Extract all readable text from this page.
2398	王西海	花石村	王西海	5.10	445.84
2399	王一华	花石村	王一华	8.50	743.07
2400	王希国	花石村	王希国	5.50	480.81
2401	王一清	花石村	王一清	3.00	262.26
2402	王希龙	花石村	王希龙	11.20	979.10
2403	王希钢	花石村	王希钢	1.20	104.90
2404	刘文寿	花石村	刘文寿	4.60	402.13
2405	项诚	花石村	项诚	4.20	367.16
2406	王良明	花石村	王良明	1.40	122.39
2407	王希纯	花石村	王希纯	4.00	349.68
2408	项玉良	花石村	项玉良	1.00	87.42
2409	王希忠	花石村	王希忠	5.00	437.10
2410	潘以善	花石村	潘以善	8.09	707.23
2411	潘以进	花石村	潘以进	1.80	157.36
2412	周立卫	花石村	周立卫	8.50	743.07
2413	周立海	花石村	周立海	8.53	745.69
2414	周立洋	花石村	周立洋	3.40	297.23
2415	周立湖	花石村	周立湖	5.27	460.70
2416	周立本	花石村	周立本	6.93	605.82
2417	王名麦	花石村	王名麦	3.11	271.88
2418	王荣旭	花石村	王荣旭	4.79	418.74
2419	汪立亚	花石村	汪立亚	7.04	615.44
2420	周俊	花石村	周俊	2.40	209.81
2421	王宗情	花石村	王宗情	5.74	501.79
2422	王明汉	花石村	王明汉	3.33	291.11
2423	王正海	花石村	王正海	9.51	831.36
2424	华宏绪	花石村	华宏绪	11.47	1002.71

┄┄┄┄┄┄┄┄┄┄

▶ [Task requirements]
Output the records above in their entirety, exactly.

▶ [Reply]
Extract all readable text from this page.
2398	王西海	花石村	王西海	5.10	445.84
2399	王一华	花石村	王一华	8.50	743.07
2400	王希国	花石村	王希国	5.50	480.81
2401	王一清	花石村	王一清	3.00	262.26
2402	王希龙	花石村	王希龙	11.20	979.10
2403	王希钢	花石村	王希钢	1.20	104.90
2404	刘文寿	花石村	刘文寿	4.60	402.13
2405	项诚	花石村	项诚	4.20	367.16
2406	王良明	花石村	王良明	1.40	122.39
2407	王希纯	花石村	王希纯	4.00	349.68
2408	项玉良	花石村	项玉良	1.00	87.42
2409	王希忠	花石村	王希忠	5.00	437.10
2410	潘以善	花石村	潘以善	8.09	707.23
2411	潘以进	花石村	潘以进	1.80	157.36
2412	周立卫	花石村	周立卫	8.50	743.07
2413	周立海	花石村	周立海	8.53	745.69
2414	周立洋	花石村	周立洋	3.40	297.23
2415	周立湖	花石村	周立湖	5.27	460.70
2416	周立本	花石村	周立本	6.93	605.82
2417	王名麦	花石村	王名麦	3.11	271.88
2418	王荣旭	花石村	王荣旭	4.79	418.74
2419	汪立亚	花石村	汪立亚	7.04	615.44
2420	周俊	花石村	周俊	2.40	209.81
2421	王宗情	花石村	王宗情	5.74	501.79
2422	王明汉	花石村	王明汉	3.33	291.11
2423	王正海	花石村	王正海	9.51	831.36
2424	华宏绪	花石村	华宏绪	11.47	1002.71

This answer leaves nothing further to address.